** start TASK DATA **
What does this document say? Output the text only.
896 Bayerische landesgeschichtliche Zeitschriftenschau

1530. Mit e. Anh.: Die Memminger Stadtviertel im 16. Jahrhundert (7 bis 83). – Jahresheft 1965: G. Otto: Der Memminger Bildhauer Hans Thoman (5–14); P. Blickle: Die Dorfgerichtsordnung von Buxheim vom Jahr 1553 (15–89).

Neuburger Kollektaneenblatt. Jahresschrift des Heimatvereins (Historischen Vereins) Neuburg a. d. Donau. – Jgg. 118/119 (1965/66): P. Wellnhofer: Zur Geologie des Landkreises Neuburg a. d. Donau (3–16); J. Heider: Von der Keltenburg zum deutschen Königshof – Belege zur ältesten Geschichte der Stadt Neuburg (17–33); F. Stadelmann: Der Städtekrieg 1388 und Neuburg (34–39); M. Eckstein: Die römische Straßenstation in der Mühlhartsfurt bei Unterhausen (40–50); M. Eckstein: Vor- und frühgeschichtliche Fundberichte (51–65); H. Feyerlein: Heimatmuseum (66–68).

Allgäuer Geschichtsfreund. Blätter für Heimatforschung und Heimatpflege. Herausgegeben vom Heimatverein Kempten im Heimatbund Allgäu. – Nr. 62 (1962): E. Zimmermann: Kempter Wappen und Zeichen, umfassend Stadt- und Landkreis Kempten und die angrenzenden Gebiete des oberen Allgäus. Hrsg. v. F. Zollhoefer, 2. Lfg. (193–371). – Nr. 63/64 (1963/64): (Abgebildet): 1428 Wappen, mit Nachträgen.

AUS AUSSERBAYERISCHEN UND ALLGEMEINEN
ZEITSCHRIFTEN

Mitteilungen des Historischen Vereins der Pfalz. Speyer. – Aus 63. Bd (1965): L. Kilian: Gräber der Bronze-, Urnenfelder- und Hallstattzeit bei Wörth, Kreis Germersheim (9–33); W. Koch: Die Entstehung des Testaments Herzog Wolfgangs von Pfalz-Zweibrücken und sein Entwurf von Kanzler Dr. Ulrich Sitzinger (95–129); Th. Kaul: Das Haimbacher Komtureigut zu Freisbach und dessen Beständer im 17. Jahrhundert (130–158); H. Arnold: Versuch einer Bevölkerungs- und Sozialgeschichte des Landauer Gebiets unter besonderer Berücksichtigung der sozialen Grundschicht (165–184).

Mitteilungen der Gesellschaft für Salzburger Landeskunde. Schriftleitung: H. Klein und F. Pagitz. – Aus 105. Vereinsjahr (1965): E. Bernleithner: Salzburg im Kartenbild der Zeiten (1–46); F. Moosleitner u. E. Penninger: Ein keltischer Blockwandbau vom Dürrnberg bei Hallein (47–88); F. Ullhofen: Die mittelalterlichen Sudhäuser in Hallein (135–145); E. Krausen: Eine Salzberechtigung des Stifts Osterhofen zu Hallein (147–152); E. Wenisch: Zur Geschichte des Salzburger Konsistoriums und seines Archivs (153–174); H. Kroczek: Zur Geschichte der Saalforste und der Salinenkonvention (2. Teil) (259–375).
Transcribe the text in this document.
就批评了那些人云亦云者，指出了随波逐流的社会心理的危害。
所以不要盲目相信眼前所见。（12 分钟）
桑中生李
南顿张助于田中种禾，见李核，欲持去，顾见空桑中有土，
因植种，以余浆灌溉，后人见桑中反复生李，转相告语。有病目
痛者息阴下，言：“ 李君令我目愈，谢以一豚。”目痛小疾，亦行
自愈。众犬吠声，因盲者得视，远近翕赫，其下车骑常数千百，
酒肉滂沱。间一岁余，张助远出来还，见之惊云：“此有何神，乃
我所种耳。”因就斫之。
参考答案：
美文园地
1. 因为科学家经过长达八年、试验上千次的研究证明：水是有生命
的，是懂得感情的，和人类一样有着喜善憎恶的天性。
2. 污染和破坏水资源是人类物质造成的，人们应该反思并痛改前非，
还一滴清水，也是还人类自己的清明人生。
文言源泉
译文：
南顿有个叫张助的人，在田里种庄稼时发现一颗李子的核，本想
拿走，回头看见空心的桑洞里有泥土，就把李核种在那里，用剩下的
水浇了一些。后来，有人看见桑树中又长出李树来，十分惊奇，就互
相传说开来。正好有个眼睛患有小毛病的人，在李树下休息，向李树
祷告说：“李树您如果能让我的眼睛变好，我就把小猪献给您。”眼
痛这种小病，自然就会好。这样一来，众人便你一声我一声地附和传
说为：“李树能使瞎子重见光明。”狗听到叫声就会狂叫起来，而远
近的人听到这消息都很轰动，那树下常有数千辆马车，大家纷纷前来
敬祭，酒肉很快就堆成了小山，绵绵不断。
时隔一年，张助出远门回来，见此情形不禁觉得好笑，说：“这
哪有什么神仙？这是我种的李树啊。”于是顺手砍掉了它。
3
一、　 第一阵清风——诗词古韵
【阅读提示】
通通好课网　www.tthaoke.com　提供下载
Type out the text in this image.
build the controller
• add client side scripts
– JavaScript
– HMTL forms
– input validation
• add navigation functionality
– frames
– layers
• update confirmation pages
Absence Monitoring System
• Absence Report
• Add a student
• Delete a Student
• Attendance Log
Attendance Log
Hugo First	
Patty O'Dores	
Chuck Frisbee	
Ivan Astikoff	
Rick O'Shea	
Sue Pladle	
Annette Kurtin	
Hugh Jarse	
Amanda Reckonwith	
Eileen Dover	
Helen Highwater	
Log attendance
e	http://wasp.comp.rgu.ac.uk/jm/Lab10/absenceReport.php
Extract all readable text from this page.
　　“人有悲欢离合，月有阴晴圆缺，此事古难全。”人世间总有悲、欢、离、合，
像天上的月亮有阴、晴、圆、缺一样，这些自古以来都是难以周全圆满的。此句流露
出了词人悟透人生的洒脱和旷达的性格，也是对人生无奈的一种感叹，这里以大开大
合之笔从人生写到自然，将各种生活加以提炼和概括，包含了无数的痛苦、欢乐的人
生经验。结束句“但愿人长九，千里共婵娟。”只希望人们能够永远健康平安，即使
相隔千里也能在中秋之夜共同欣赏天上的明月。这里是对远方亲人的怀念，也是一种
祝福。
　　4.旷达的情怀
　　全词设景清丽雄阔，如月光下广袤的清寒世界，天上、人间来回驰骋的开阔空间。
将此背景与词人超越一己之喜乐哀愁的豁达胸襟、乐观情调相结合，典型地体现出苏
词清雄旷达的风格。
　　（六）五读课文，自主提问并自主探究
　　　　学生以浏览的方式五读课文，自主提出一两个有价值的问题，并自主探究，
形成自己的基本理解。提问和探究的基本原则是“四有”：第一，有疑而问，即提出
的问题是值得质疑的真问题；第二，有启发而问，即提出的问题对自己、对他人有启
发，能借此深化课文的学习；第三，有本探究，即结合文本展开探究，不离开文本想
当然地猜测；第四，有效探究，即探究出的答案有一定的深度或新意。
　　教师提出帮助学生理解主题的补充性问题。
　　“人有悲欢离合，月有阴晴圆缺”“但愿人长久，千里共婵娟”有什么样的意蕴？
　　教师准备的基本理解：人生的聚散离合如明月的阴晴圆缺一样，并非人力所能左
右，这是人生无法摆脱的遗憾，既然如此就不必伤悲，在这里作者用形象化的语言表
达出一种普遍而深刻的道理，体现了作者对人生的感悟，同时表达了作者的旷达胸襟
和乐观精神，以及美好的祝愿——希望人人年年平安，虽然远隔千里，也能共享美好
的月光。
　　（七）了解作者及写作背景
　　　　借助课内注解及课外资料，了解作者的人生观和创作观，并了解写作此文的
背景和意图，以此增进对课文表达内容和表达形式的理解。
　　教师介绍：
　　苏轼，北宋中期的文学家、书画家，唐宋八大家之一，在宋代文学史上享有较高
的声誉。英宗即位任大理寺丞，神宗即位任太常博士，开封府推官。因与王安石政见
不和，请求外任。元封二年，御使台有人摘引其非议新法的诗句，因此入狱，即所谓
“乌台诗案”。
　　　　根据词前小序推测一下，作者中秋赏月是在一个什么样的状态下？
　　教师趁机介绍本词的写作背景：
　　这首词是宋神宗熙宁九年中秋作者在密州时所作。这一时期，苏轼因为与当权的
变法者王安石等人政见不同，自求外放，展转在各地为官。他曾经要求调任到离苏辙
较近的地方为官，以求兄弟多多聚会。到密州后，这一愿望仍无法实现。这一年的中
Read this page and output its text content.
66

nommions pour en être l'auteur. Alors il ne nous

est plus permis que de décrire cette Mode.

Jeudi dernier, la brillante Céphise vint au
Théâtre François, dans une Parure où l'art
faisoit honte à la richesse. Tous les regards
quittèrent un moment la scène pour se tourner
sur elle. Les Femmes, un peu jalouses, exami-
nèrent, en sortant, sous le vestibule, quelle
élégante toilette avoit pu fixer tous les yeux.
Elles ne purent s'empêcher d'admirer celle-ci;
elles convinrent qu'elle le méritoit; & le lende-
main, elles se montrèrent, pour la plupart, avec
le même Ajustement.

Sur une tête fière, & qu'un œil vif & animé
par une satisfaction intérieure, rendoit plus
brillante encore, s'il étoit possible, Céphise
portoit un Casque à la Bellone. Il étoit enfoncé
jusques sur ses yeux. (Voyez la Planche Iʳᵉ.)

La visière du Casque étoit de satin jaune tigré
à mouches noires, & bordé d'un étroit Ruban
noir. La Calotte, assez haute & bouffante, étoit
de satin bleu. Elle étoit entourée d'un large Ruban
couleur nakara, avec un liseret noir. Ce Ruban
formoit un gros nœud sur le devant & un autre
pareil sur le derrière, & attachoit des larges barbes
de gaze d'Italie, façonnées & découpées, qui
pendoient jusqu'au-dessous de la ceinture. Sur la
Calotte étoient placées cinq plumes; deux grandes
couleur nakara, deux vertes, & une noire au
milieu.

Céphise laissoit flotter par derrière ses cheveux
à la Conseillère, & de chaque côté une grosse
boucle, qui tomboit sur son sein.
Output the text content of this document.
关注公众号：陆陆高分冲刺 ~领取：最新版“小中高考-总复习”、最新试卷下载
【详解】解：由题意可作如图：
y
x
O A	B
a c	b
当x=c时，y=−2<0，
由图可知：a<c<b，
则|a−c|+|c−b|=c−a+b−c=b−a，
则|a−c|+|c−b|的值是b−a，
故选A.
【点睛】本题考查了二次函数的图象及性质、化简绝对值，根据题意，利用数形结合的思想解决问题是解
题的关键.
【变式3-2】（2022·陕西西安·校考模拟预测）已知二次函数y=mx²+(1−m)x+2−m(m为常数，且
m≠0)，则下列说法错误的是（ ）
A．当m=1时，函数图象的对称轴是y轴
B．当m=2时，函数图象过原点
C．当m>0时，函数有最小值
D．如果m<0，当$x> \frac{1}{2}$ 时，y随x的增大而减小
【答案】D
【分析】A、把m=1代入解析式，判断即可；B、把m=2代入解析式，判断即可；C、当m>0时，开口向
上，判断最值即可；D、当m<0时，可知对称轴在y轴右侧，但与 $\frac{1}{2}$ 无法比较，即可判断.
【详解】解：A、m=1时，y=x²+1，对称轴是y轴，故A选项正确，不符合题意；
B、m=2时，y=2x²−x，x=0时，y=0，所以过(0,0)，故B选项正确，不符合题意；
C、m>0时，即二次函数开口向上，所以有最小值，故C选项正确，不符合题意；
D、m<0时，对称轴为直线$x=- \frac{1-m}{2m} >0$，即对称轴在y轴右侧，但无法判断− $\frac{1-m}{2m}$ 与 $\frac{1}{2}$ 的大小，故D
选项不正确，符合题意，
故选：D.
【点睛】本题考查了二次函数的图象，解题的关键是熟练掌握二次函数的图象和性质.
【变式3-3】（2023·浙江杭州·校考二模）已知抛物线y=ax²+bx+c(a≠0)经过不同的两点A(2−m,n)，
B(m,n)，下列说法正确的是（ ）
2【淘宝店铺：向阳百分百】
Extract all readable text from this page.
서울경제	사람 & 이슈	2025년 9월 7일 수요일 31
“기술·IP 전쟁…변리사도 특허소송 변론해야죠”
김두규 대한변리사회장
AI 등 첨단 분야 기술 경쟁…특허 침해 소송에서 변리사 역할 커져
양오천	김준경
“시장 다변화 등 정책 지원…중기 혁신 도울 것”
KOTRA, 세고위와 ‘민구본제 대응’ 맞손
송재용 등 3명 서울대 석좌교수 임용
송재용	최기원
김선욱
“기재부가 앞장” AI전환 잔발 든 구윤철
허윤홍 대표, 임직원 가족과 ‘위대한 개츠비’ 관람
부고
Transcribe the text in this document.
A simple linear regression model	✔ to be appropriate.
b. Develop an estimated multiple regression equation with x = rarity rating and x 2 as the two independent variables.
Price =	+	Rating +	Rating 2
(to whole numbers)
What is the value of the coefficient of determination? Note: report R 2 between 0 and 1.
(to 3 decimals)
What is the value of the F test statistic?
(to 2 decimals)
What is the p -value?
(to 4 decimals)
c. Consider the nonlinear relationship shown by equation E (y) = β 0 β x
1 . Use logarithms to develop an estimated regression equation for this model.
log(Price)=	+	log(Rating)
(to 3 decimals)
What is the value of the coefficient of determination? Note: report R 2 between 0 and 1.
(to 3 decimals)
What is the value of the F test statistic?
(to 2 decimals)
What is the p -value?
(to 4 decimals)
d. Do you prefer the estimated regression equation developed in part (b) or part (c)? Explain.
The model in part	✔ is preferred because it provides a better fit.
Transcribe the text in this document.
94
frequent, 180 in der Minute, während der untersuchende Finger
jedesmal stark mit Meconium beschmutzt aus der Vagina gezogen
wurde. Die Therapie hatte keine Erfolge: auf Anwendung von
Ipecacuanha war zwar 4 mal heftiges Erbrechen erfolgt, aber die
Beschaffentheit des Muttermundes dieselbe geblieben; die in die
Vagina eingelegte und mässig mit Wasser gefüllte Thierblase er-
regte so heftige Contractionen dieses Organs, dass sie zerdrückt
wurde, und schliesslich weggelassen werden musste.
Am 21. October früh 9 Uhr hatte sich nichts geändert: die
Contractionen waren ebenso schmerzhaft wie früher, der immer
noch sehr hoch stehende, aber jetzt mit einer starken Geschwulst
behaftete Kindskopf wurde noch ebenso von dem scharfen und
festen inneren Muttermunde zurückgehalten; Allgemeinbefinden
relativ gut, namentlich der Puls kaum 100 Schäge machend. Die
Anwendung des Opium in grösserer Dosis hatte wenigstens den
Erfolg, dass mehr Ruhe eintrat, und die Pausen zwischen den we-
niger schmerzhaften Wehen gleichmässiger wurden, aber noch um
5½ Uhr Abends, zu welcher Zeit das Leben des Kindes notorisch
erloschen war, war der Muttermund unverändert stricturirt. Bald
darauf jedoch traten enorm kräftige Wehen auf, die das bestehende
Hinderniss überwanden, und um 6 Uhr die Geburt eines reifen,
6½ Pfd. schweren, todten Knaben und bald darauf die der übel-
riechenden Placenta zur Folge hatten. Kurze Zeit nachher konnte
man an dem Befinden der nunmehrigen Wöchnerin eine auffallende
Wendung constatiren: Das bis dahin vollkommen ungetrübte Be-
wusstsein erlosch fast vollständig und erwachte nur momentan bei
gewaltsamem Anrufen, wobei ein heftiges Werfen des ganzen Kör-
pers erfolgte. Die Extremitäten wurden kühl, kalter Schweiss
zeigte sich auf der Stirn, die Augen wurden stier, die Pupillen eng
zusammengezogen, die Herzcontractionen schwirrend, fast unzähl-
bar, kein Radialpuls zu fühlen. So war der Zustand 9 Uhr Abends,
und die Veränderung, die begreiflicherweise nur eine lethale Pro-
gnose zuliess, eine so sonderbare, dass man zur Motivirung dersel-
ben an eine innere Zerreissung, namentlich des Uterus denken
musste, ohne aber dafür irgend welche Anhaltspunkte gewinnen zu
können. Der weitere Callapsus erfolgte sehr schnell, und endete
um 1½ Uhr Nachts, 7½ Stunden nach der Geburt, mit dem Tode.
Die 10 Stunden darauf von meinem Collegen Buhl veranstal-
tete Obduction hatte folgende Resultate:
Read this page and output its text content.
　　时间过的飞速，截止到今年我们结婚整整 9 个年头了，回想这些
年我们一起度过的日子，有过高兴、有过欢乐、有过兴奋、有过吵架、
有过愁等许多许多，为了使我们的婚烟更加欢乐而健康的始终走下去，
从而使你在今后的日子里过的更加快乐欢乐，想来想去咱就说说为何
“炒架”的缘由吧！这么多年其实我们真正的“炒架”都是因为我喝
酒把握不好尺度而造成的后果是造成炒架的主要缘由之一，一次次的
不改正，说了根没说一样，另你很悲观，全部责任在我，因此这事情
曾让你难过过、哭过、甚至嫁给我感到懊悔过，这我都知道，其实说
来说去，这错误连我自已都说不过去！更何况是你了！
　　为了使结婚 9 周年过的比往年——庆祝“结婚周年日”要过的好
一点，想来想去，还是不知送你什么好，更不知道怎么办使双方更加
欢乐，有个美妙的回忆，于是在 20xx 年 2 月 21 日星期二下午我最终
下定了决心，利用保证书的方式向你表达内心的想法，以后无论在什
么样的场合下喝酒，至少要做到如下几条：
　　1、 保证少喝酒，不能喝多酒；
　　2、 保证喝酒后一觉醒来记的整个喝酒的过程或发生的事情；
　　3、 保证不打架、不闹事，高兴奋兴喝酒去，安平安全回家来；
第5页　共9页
** end TASK DATA **
**REQUEST**
Among the lines above, count those containing the word "fast" and give nothing but the result.

**TASK ANSWER**
2